** start of Exercise material **

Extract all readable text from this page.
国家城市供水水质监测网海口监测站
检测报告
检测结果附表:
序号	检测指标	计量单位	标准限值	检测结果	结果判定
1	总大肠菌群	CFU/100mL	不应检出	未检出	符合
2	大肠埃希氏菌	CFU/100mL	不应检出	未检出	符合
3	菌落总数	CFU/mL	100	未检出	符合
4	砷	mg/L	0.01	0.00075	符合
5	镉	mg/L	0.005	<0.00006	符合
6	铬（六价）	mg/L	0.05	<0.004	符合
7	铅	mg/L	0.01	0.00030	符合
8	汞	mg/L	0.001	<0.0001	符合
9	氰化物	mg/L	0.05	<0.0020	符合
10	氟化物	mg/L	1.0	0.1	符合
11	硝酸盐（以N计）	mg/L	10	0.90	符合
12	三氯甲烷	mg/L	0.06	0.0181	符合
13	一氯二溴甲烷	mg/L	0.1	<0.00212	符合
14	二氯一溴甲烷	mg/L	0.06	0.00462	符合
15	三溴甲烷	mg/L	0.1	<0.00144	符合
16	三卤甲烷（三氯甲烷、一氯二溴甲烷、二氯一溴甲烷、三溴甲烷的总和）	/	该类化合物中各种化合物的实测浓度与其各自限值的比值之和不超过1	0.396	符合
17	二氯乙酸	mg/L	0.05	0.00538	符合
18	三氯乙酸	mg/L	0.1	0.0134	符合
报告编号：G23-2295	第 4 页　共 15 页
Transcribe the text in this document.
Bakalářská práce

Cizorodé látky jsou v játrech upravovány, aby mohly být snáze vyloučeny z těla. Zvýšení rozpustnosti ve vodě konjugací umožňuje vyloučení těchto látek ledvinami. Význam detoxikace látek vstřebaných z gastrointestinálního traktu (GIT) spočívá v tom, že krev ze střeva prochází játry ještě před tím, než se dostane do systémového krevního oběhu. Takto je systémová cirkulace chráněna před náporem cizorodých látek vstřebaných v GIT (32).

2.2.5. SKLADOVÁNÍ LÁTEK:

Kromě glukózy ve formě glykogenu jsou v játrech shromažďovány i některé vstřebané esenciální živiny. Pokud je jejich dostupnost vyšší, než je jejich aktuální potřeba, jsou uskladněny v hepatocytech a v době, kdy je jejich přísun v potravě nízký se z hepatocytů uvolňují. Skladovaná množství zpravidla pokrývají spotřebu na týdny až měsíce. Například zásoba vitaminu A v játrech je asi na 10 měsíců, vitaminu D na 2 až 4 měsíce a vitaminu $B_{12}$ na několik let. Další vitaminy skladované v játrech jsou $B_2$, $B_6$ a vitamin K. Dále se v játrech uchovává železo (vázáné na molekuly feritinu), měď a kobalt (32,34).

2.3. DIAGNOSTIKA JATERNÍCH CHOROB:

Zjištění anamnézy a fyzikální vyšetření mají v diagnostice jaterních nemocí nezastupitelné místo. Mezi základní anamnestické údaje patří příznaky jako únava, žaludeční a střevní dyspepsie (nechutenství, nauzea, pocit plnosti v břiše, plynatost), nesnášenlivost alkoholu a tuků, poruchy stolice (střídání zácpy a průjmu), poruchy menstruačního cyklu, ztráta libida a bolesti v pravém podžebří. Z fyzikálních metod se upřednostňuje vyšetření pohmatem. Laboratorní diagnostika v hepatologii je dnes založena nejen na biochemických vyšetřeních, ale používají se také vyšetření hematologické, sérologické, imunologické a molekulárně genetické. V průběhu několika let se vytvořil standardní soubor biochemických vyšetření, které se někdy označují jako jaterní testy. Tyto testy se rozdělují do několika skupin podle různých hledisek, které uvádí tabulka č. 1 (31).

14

** end of Exercise material **

## Requirements
The answer is the number of lines in the preceding material that hold "一氯二溴甲烷"; write that number and nothing else.

## Reply
2